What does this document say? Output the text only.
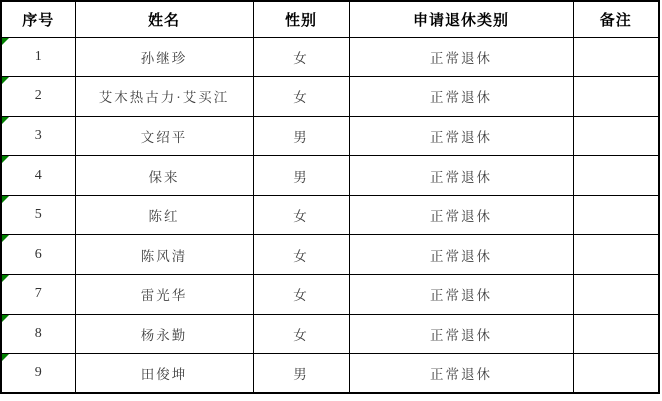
序号	姓名	性别	申请退休类别	备注

1	孙继珍	女	正常退休	

2	艾木热古力·艾买江	女	正常退休	

3	文绍平	男	正常退休	

4	保来	男	正常退休	

5	陈红	女	正常退休	

6	陈风清	女	正常退休	

7	雷光华	女	正常退休	

8	杨永勤	女	正常退休	

9	田俊坤	男	正常退休	
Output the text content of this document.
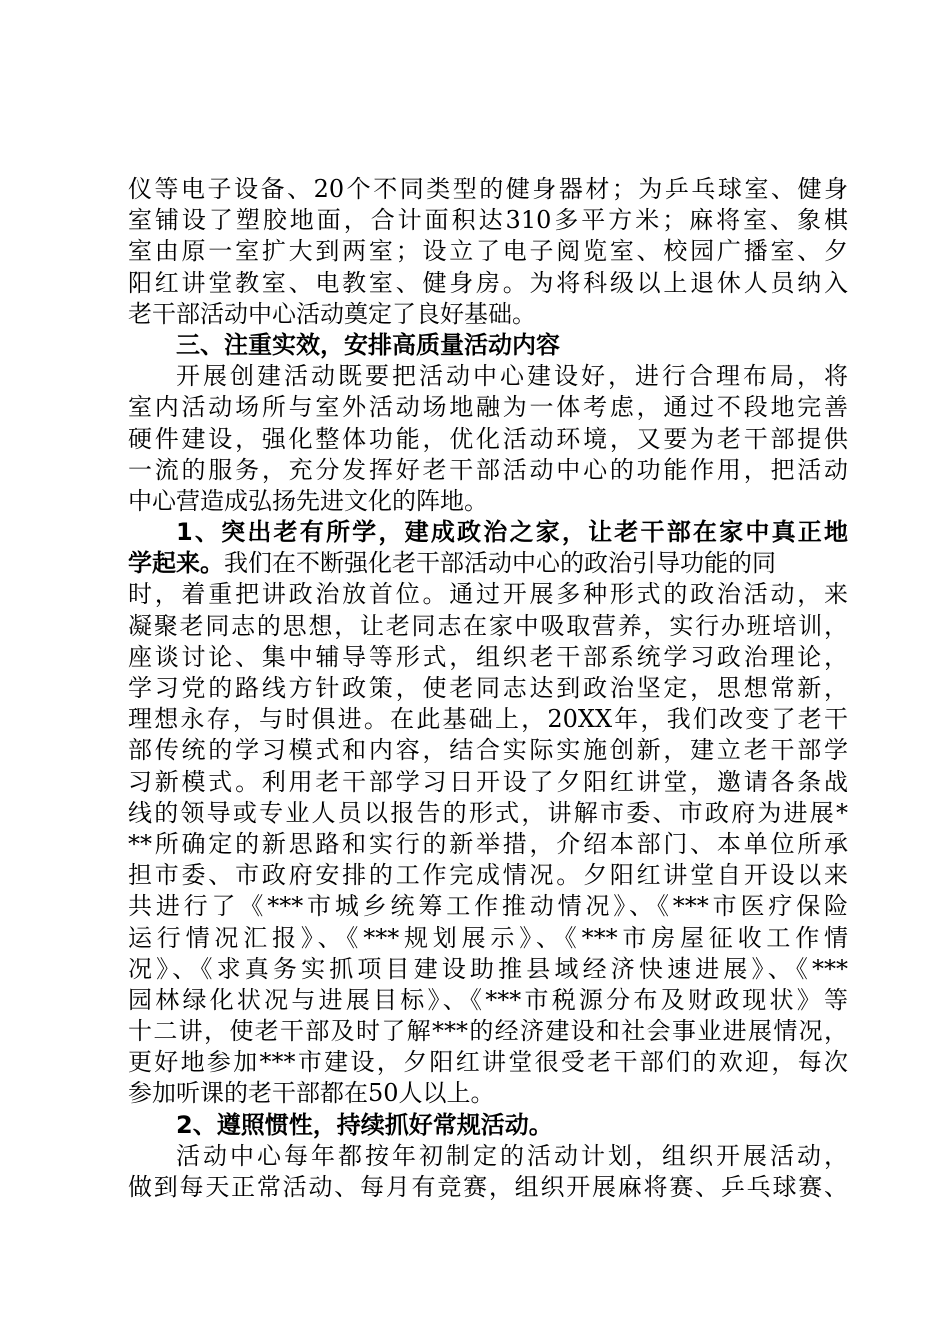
仪等电子设备、20个不同类型的健身器材；为乒乓球室、健身
室铺设了塑胶地面，合计面积达310多平方米；麻将室、象棋
室由原一室扩大到两室；设立了电子阅览室、校园广播室、夕
阳红讲堂教室、电教室、健身房。为将科级以上退休人员纳入
老干部活动中心活动奠定了良好基础。
三、注重实效，安排高质量活动内容
开展创建活动既要把活动中心建设好，进行合理布局，将
室内活动场所与室外活动场地融为一体考虑，通过不段地完善
硬件建设，强化整体功能，优化活动环境，又要为老干部提供
一流的服务，充分发挥好老干部活动中心的功能作用，把活动
中心营造成弘扬先进文化的阵地。
1、突出老有所学，建成政治之家，让老干部在家中真正地
学起来。我们在不断强化老干部活动中心的政治引导功能的同
时，着重把讲政治放首位。通过开展多种形式的政治活动，来
凝聚老同志的思想，让老同志在家中吸取营养，实行办班培训，
座谈讨论、集中辅导等形式，组织老干部系统学习政治理论，
学习党的路线方针政策，使老同志达到政治坚定，思想常新，
理想永存，与时俱进。在此基础上，20XX年，我们改变了老干
部传统的学习模式和内容，结合实际实施创新，建立老干部学
习新模式。利用老干部学习日开设了夕阳红讲堂，邀请各条战
线的领导或专业人员以报告的形式，讲解市委、市政府为进展*
**所确定的新思路和实行的新举措，介绍本部门、本单位所承
担市委、市政府安排的工作完成情况。夕阳红讲堂自开设以来
共进行了《***市城乡统筹工作推动情况》、《***市医疗保险
运行情况汇报》、《***规划展示》、《***市房屋征收工作情
况》、《求真务实抓项目建设助推县域经济快速进展》、《***
园林绿化状况与进展目标》、《***市税源分布及财政现状》等
十二讲，使老干部及时了解***的经济建设和社会事业进展情况，
更好地参加***市建设，夕阳红讲堂很受老干部们的欢迎，每次
参加听课的老干部都在50人以上。
2、遵照惯性，持续抓好常规活动。
活动中心每年都按年初制定的活动计划，组织开展活动，
做到每天正常活动、每月有竞赛，组织开展麻将赛、乒乓球赛、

....

**Exercise instructions**. Repeat the data exactly, without the pictures.

**Task solution**.
What does this document say? Output the text only.
序号	姓名	性别	申请退休类别	备注

1	孙继珍	女	正常退休	

2	艾木热古力·艾买江	女	正常退休	

3	文绍平	男	正常退休	

4	保来	男	正常退休	

5	陈红	女	正常退休	

6	陈风清	女	正常退休	

7	雷光华	女	正常退休	

8	杨永勤	女	正常退休	

9	田俊坤	男	正常退休	
Output the text content of this document.
仪等电子设备、20个不同类型的健身器材；为乒乓球室、健身
室铺设了塑胶地面，合计面积达310多平方米；麻将室、象棋
室由原一室扩大到两室；设立了电子阅览室、校园广播室、夕
阳红讲堂教室、电教室、健身房。为将科级以上退休人员纳入
老干部活动中心活动奠定了良好基础。
三、注重实效，安排高质量活动内容
开展创建活动既要把活动中心建设好，进行合理布局，将
室内活动场所与室外活动场地融为一体考虑，通过不段地完善
硬件建设，强化整体功能，优化活动环境，又要为老干部提供
一流的服务，充分发挥好老干部活动中心的功能作用，把活动
中心营造成弘扬先进文化的阵地。
1、突出老有所学，建成政治之家，让老干部在家中真正地
学起来。我们在不断强化老干部活动中心的政治引导功能的同
时，着重把讲政治放首位。通过开展多种形式的政治活动，来
凝聚老同志的思想，让老同志在家中吸取营养，实行办班培训，
座谈讨论、集中辅导等形式，组织老干部系统学习政治理论，
学习党的路线方针政策，使老同志达到政治坚定，思想常新，
理想永存，与时俱进。在此基础上，20XX年，我们改变了老干
部传统的学习模式和内容，结合实际实施创新，建立老干部学
习新模式。利用老干部学习日开设了夕阳红讲堂，邀请各条战
线的领导或专业人员以报告的形式，讲解市委、市政府为进展*
**所确定的新思路和实行的新举措，介绍本部门、本单位所承
担市委、市政府安排的工作完成情况。夕阳红讲堂自开设以来
共进行了《***市城乡统筹工作推动情况》、《***市医疗保险
运行情况汇报》、《***规划展示》、《***市房屋征收工作情
况》、《求真务实抓项目建设助推县域经济快速进展》、《***
园林绿化状况与进展目标》、《***市税源分布及财政现状》等
十二讲，使老干部及时了解***的经济建设和社会事业进展情况，
更好地参加***市建设，夕阳红讲堂很受老干部们的欢迎，每次
参加听课的老干部都在50人以上。
2、遵照惯性，持续抓好常规活动。
活动中心每年都按年初制定的活动计划，组织开展活动，
做到每天正常活动、每月有竞赛，组织开展麻将赛、乒乓球赛、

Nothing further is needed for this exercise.